Dataset records
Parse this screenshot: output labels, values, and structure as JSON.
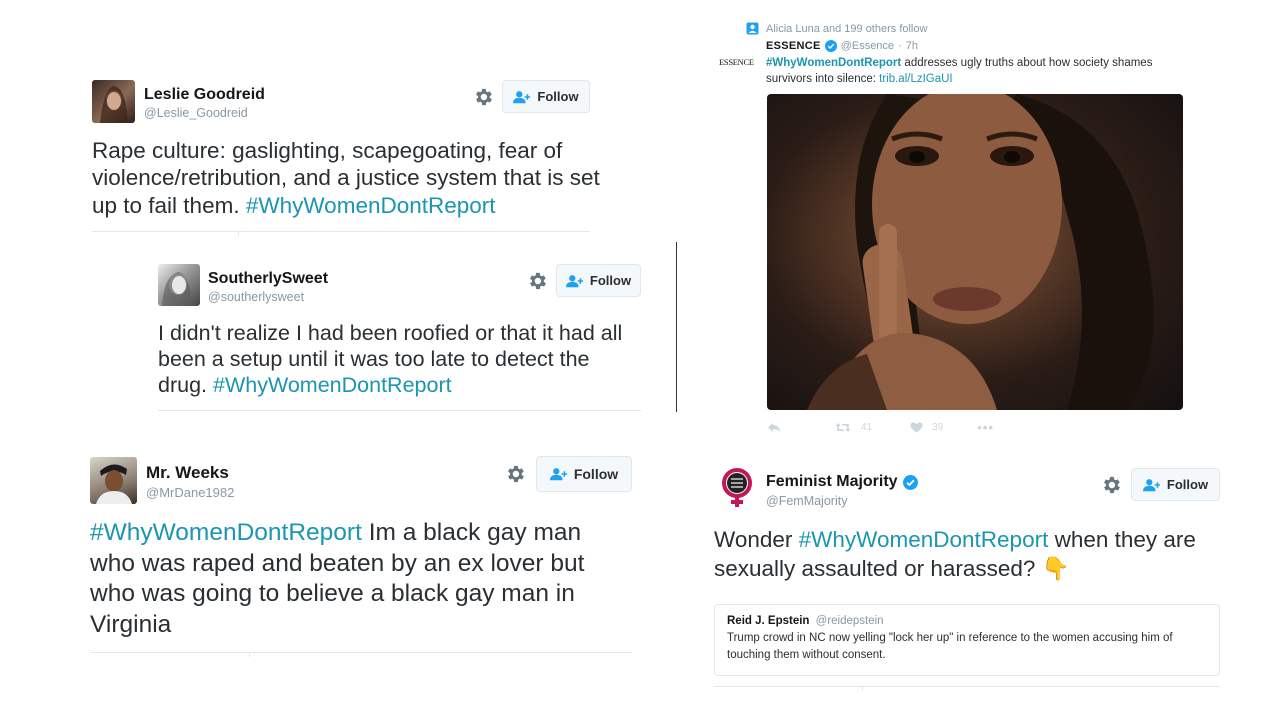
{
  "tweet1": {
    "name": "Leslie Goodreid",
    "handle": "@Leslie_Goodreid",
    "follow_label": "Follow",
    "text": "Rape culture: gaslighting, scapegoating, fear of violence/retribution, and a justice system that is set up to fail them. ",
    "hashtag": "#WhyWomenDontReport"
  },
  "tweet2": {
    "name": "SoutherlySweet",
    "handle": "@southerlysweet",
    "follow_label": "Follow",
    "text": "I didn't realize I had been roofied or that it had all been a setup until it was too late to detect the drug. ",
    "hashtag": "#WhyWomenDontReport"
  },
  "tweet3": {
    "name": "Mr. Weeks",
    "handle": "@MrDane1982",
    "follow_label": "Follow",
    "hashtag": "#WhyWomenDontReport",
    "text": " Im a black gay man who was raped and beaten by an ex lover but who was going to believe a black gay man in Virginia"
  },
  "essence": {
    "context": "Alicia Luna and 199 others follow",
    "logo_text": "ESSENCE",
    "name": "ESSENCE",
    "handle": "@Essence",
    "time": "7h",
    "hashtag": "#WhyWomenDontReport",
    "text": " addresses ugly truths about how society shames survivors into silence: ",
    "link": "trib.al/LzIGaUI",
    "retweets": "41",
    "likes": "39"
  },
  "tweet4": {
    "name": "Feminist Majority",
    "handle": "@FemMajority",
    "follow_label": "Follow",
    "text_a": "Wonder ",
    "hashtag": "#WhyWomenDontReport",
    "text_b": " when they are sexually assaulted or harassed? ",
    "emoji": "👇",
    "quote": {
      "name": "Reid J. Epstein",
      "handle": "@reidepstein",
      "text": "Trump crowd in NC now yelling \"lock her up\" in reference to the women accusing him of touching them without consent."
    }
  },
  "colors": {
    "hashtag": "#1b95b0",
    "verified": "#1da1f2",
    "follow_icon": "#1da1f2",
    "feminist_logo": "#c2185b"
  }
}
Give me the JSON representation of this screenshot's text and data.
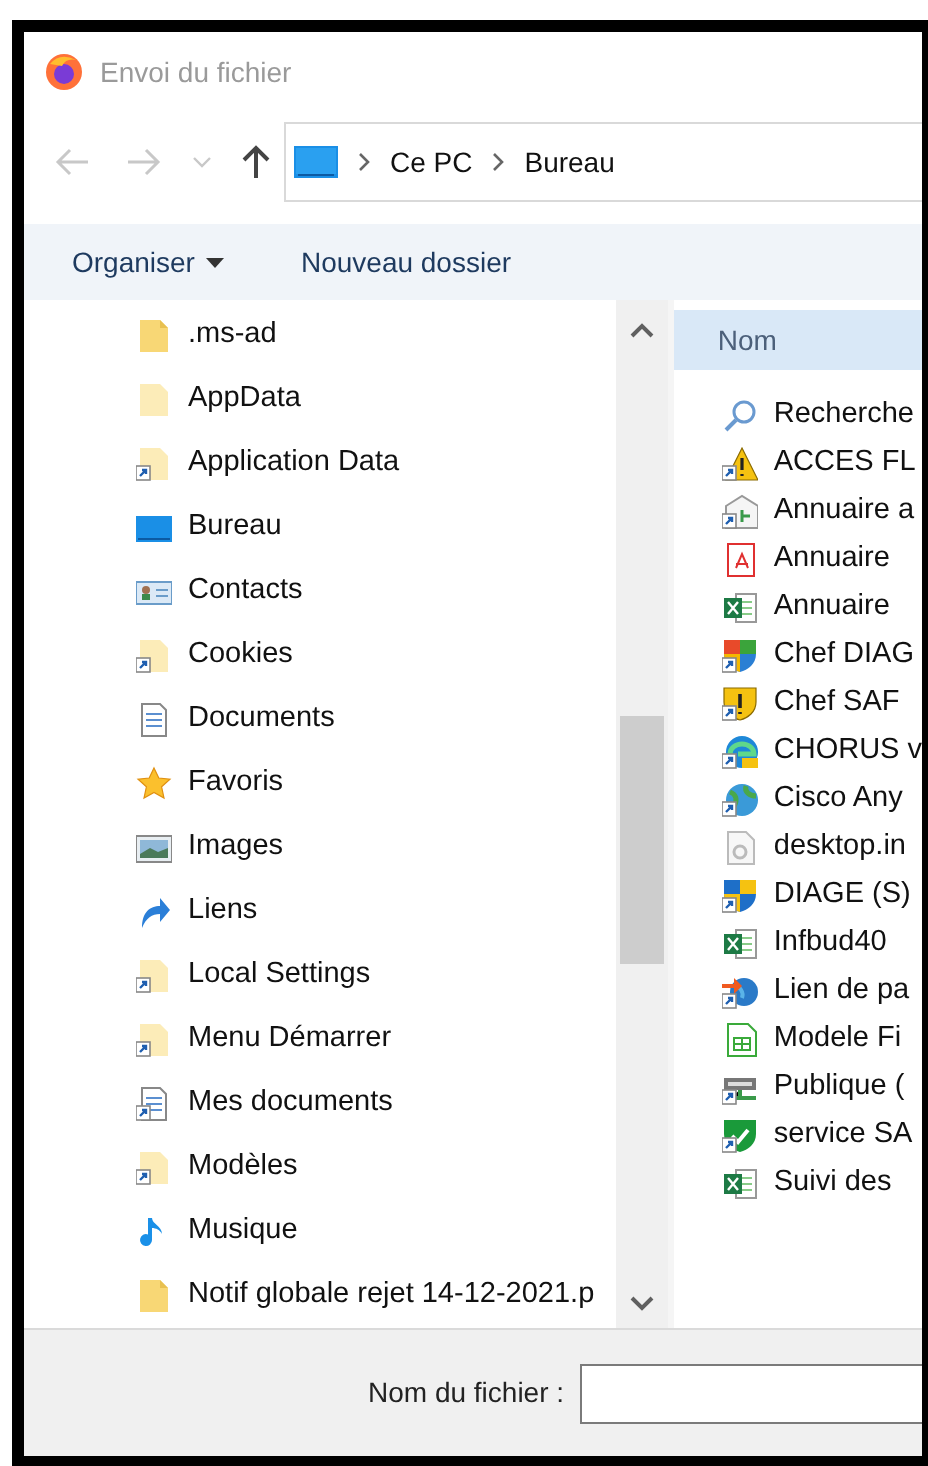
{
  "window": {
    "title": "Envoi du fichier"
  },
  "nav": {
    "back_disabled": true,
    "forward_disabled": true
  },
  "breadcrumb": [
    "Ce PC",
    "Bureau"
  ],
  "toolbar": {
    "organize": "Organiser",
    "new_folder": "Nouveau dossier"
  },
  "sidebar": {
    "items": [
      {
        "label": ".ms-ad",
        "kind": "folder",
        "shortcut": false
      },
      {
        "label": "AppData",
        "kind": "hidden",
        "shortcut": false
      },
      {
        "label": "Application Data",
        "kind": "hidden",
        "shortcut": true
      },
      {
        "label": "Bureau",
        "kind": "desktop",
        "shortcut": false
      },
      {
        "label": "Contacts",
        "kind": "contacts",
        "shortcut": false
      },
      {
        "label": "Cookies",
        "kind": "hidden",
        "shortcut": true
      },
      {
        "label": "Documents",
        "kind": "document",
        "shortcut": false
      },
      {
        "label": "Favoris",
        "kind": "star",
        "shortcut": false
      },
      {
        "label": "Images",
        "kind": "picture",
        "shortcut": false
      },
      {
        "label": "Liens",
        "kind": "link",
        "shortcut": false
      },
      {
        "label": "Local Settings",
        "kind": "hidden",
        "shortcut": true
      },
      {
        "label": "Menu Démarrer",
        "kind": "hidden",
        "shortcut": true
      },
      {
        "label": "Mes documents",
        "kind": "document",
        "shortcut": true
      },
      {
        "label": "Modèles",
        "kind": "hidden",
        "shortcut": true
      },
      {
        "label": "Musique",
        "kind": "music",
        "shortcut": false
      },
      {
        "label": "Notif globale rejet 14-12-2021.p",
        "kind": "folder",
        "shortcut": false
      }
    ]
  },
  "files": {
    "column": "Nom",
    "items": [
      {
        "label": "Recherche",
        "kind": "search",
        "shortcut": false
      },
      {
        "label": "ACCES FL",
        "kind": "warning",
        "shortcut": true
      },
      {
        "label": "Annuaire a",
        "kind": "network",
        "shortcut": true
      },
      {
        "label": "Annuaire",
        "kind": "pdf",
        "shortcut": false
      },
      {
        "label": "Annuaire",
        "kind": "excel",
        "shortcut": false
      },
      {
        "label": "Chef DIAG",
        "kind": "shield",
        "shortcut": true
      },
      {
        "label": "Chef SAF",
        "kind": "alert",
        "shortcut": true
      },
      {
        "label": "CHORUS v",
        "kind": "swirl",
        "shortcut": true
      },
      {
        "label": "Cisco Any",
        "kind": "globe",
        "shortcut": true
      },
      {
        "label": "desktop.in",
        "kind": "settings",
        "shortcut": false
      },
      {
        "label": "DIAGE (S)",
        "kind": "uac",
        "shortcut": true
      },
      {
        "label": "Infbud40",
        "kind": "excel",
        "shortcut": false
      },
      {
        "label": "Lien de pa",
        "kind": "web",
        "shortcut": true
      },
      {
        "label": "Modele Fi",
        "kind": "sheet",
        "shortcut": false
      },
      {
        "label": "Publique (",
        "kind": "drive",
        "shortcut": true
      },
      {
        "label": "service SA",
        "kind": "secure",
        "shortcut": true
      },
      {
        "label": "Suivi des",
        "kind": "excel",
        "shortcut": false
      }
    ]
  },
  "filename": {
    "label": "Nom du fichier :"
  }
}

PROBLEM TO WORK ON -> Without including any picture, repeat the data exactly.

EXERCISE ANSWER ->
Parse this screenshot: output labels, values, and structure as JSON.
{
  "tweet1": {
    "name": "Leslie Goodreid",
    "handle": "@Leslie_Goodreid",
    "follow_label": "Follow",
    "text": "Rape culture: gaslighting, scapegoating, fear of violence/retribution, and a justice system that is set up to fail them. ",
    "hashtag": "#WhyWomenDontReport"
  },
  "tweet2": {
    "name": "SoutherlySweet",
    "handle": "@southerlysweet",
    "follow_label": "Follow",
    "text": "I didn't realize I had been roofied or that it had all been a setup until it was too late to detect the drug. ",
    "hashtag": "#WhyWomenDontReport"
  },
  "tweet3": {
    "name": "Mr. Weeks",
    "handle": "@MrDane1982",
    "follow_label": "Follow",
    "hashtag": "#WhyWomenDontReport",
    "text": " Im a black gay man who was raped and beaten by an ex lover but who was going to believe a black gay man in Virginia"
  },
  "essence": {
    "context": "Alicia Luna and 199 others follow",
    "logo_text": "ESSENCE",
    "name": "ESSENCE",
    "handle": "@Essence",
    "time": "7h",
    "hashtag": "#WhyWomenDontReport",
    "text": " addresses ugly truths about how society shames survivors into silence: ",
    "link": "trib.al/LzIGaUI",
    "retweets": "41",
    "likes": "39"
  },
  "tweet4": {
    "name": "Feminist Majority",
    "handle": "@FemMajority",
    "follow_label": "Follow",
    "text_a": "Wonder ",
    "hashtag": "#WhyWomenDontReport",
    "text_b": " when they are sexually assaulted or harassed? ",
    "emoji": "👇",
    "quote": {
      "name": "Reid J. Epstein",
      "handle": "@reidepstein",
      "text": "Trump crowd in NC now yelling \"lock her up\" in reference to the women accusing him of touching them without consent."
    }
  },
  "colors": {
    "hashtag": "#1b95b0",
    "verified": "#1da1f2",
    "follow_icon": "#1da1f2",
    "feminist_logo": "#c2185b"
  }
}
Give me the JSON representation of this screenshot's text and data.
{
  "window": {
    "title": "Envoi du fichier"
  },
  "nav": {
    "back_disabled": true,
    "forward_disabled": true
  },
  "breadcrumb": [
    "Ce PC",
    "Bureau"
  ],
  "toolbar": {
    "organize": "Organiser",
    "new_folder": "Nouveau dossier"
  },
  "sidebar": {
    "items": [
      {
        "label": ".ms-ad",
        "kind": "folder",
        "shortcut": false
      },
      {
        "label": "AppData",
        "kind": "hidden",
        "shortcut": false
      },
      {
        "label": "Application Data",
        "kind": "hidden",
        "shortcut": true
      },
      {
        "label": "Bureau",
        "kind": "desktop",
        "shortcut": false
      },
      {
        "label": "Contacts",
        "kind": "contacts",
        "shortcut": false
      },
      {
        "label": "Cookies",
        "kind": "hidden",
        "shortcut": true
      },
      {
        "label": "Documents",
        "kind": "document",
        "shortcut": false
      },
      {
        "label": "Favoris",
        "kind": "star",
        "shortcut": false
      },
      {
        "label": "Images",
        "kind": "picture",
        "shortcut": false
      },
      {
        "label": "Liens",
        "kind": "link",
        "shortcut": false
      },
      {
        "label": "Local Settings",
        "kind": "hidden",
        "shortcut": true
      },
      {
        "label": "Menu Démarrer",
        "kind": "hidden",
        "shortcut": true
      },
      {
        "label": "Mes documents",
        "kind": "document",
        "shortcut": true
      },
      {
        "label": "Modèles",
        "kind": "hidden",
        "shortcut": true
      },
      {
        "label": "Musique",
        "kind": "music",
        "shortcut": false
      },
      {
        "label": "Notif globale rejet 14-12-2021.p",
        "kind": "folder",
        "shortcut": false
      }
    ]
  },
  "files": {
    "column": "Nom",
    "items": [
      {
        "label": "Recherche",
        "kind": "search",
        "shortcut": false
      },
      {
        "label": "ACCES FL",
        "kind": "warning",
        "shortcut": true
      },
      {
        "label": "Annuaire a",
        "kind": "network",
        "shortcut": true
      },
      {
        "label": "Annuaire",
        "kind": "pdf",
        "shortcut": false
      },
      {
        "label": "Annuaire",
        "kind": "excel",
        "shortcut": false
      },
      {
        "label": "Chef DIAG",
        "kind": "shield",
        "shortcut": true
      },
      {
        "label": "Chef SAF",
        "kind": "alert",
        "shortcut": true
      },
      {
        "label": "CHORUS v",
        "kind": "swirl",
        "shortcut": true
      },
      {
        "label": "Cisco Any",
        "kind": "globe",
        "shortcut": true
      },
      {
        "label": "desktop.in",
        "kind": "settings",
        "shortcut": false
      },
      {
        "label": "DIAGE (S)",
        "kind": "uac",
        "shortcut": true
      },
      {
        "label": "Infbud40",
        "kind": "excel",
        "shortcut": false
      },
      {
        "label": "Lien de pa",
        "kind": "web",
        "shortcut": true
      },
      {
        "label": "Modele Fi",
        "kind": "sheet",
        "shortcut": false
      },
      {
        "label": "Publique (",
        "kind": "drive",
        "shortcut": true
      },
      {
        "label": "service SA",
        "kind": "secure",
        "shortcut": true
      },
      {
        "label": "Suivi des",
        "kind": "excel",
        "shortcut": false
      }
    ]
  },
  "filename": {
    "label": "Nom du fichier :"
  }
}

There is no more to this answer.